Excerpts from a figure dataset:
(begin)

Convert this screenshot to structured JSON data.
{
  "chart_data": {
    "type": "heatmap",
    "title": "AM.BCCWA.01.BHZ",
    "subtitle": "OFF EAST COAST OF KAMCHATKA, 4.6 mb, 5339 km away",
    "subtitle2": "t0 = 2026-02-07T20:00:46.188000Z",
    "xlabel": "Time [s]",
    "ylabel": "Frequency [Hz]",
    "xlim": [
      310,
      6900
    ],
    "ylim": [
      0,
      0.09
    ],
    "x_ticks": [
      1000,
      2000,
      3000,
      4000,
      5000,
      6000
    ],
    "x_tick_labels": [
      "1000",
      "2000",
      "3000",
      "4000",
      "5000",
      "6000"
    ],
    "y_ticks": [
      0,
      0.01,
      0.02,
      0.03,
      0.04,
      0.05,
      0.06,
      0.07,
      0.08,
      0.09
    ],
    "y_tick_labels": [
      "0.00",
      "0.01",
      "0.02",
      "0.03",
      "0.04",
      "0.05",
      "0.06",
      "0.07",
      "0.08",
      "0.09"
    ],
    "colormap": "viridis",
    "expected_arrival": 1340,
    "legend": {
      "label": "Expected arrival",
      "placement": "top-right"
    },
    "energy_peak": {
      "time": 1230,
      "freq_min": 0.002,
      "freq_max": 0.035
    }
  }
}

(end)

Exercise task: Type out the material again exactly as presented.

Exercise output:
Convert this screenshot to structured JSON data.
{
  "chart_data": {
    "type": "heatmap",
    "title": "AM.BCCWA.01.BHZ",
    "subtitle": "OFF EAST COAST OF KAMCHATKA, 4.6 mb, 5339 km away",
    "subtitle2": "t0 = 2026-02-07T20:00:46.188000Z",
    "xlabel": "Time [s]",
    "ylabel": "Frequency [Hz]",
    "xlim": [
      310,
      6900
    ],
    "ylim": [
      0,
      0.09
    ],
    "x_ticks": [
      1000,
      2000,
      3000,
      4000,
      5000,
      6000
    ],
    "x_tick_labels": [
      "1000",
      "2000",
      "3000",
      "4000",
      "5000",
      "6000"
    ],
    "y_ticks": [
      0,
      0.01,
      0.02,
      0.03,
      0.04,
      0.05,
      0.06,
      0.07,
      0.08,
      0.09
    ],
    "y_tick_labels": [
      "0.00",
      "0.01",
      "0.02",
      "0.03",
      "0.04",
      "0.05",
      "0.06",
      "0.07",
      "0.08",
      "0.09"
    ],
    "colormap": "viridis",
    "expected_arrival": 1340,
    "legend": {
      "label": "Expected arrival",
      "placement": "top-right"
    },
    "energy_peak": {
      "time": 1230,
      "freq_min": 0.002,
      "freq_max": 0.035
    }
  }
}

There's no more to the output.